** Start of SUPPLIED MATERIAL **

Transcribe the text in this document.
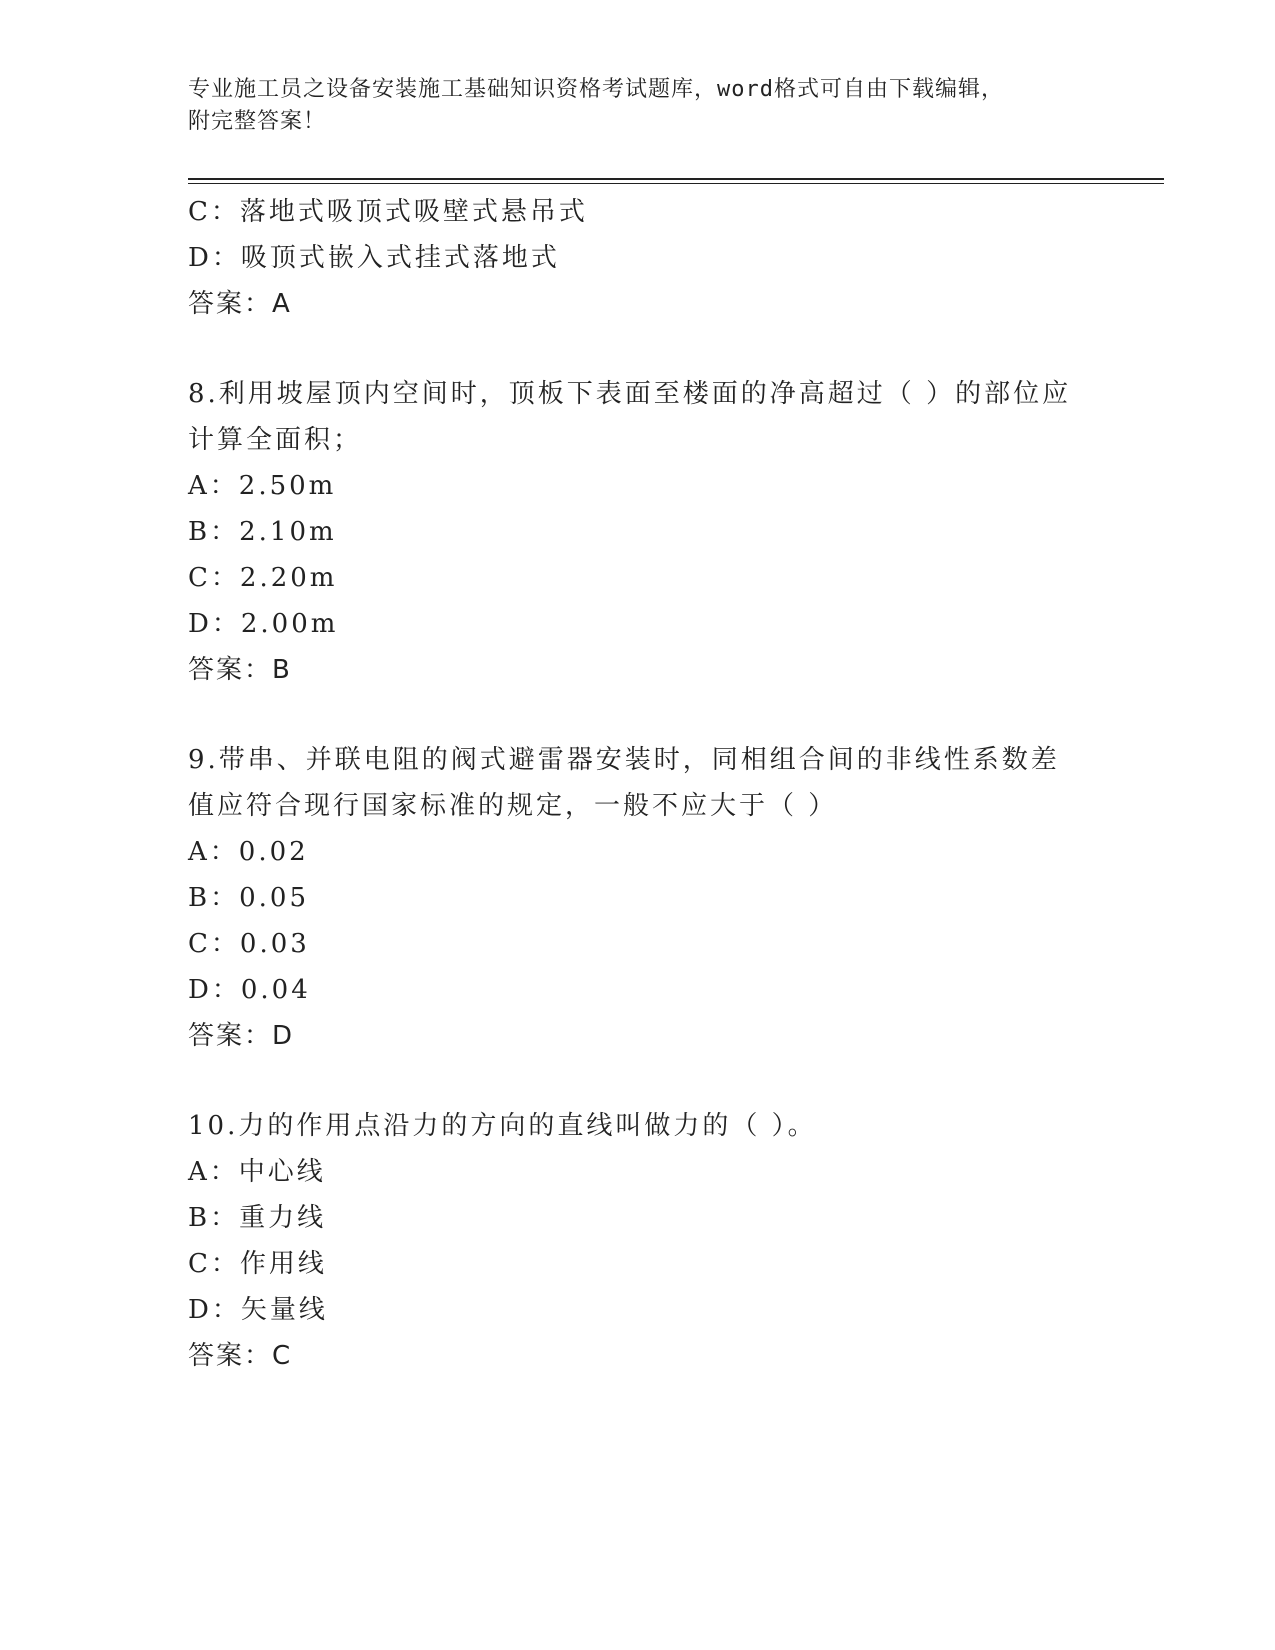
专业施工员之设备安装施工基础知识资格考试题库，word格式可自由下载编辑，
附完整答案！
C：落地式吸顶式吸壁式悬吊式
D：吸顶式嵌入式挂式落地式
答案：A
8.利用坡屋顶内空间时，顶板下表面至楼面的净高超过（ ）的部位应
计算全面积；
A：2.50m
B：2.10m
C：2.20m
D：2.00m
答案：B
9.带串、并联电阻的阀式避雷器安装时，同相组合间的非线性系数差
值应符合现行国家标准的规定，一般不应大于（ ）
A：0.02
B：0.05
C：0.03
D：0.04
答案：D
10.力的作用点沿力的方向的直线叫做力的（ ）。
A：中心线
B：重力线
C：作用线
D：矢量线
答案：C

** End of SUPPLIED MATERIAL **

### REQUIREMENT:
Every line above should be returned word for word, with the pictures left behind.

### RESPONSE TO THE TASK:
Transcribe the text in this document.
专业施工员之设备安装施工基础知识资格考试题库，word格式可自由下载编辑，
附完整答案！
C：落地式吸顶式吸壁式悬吊式
D：吸顶式嵌入式挂式落地式
答案：A
8.利用坡屋顶内空间时，顶板下表面至楼面的净高超过（ ）的部位应
计算全面积；
A：2.50m
B：2.10m
C：2.20m
D：2.00m
答案：B
9.带串、并联电阻的阀式避雷器安装时，同相组合间的非线性系数差
值应符合现行国家标准的规定，一般不应大于（ ）
A：0.02
B：0.05
C：0.03
D：0.04
答案：D
10.力的作用点沿力的方向的直线叫做力的（ ）。
A：中心线
B：重力线
C：作用线
D：矢量线
答案：C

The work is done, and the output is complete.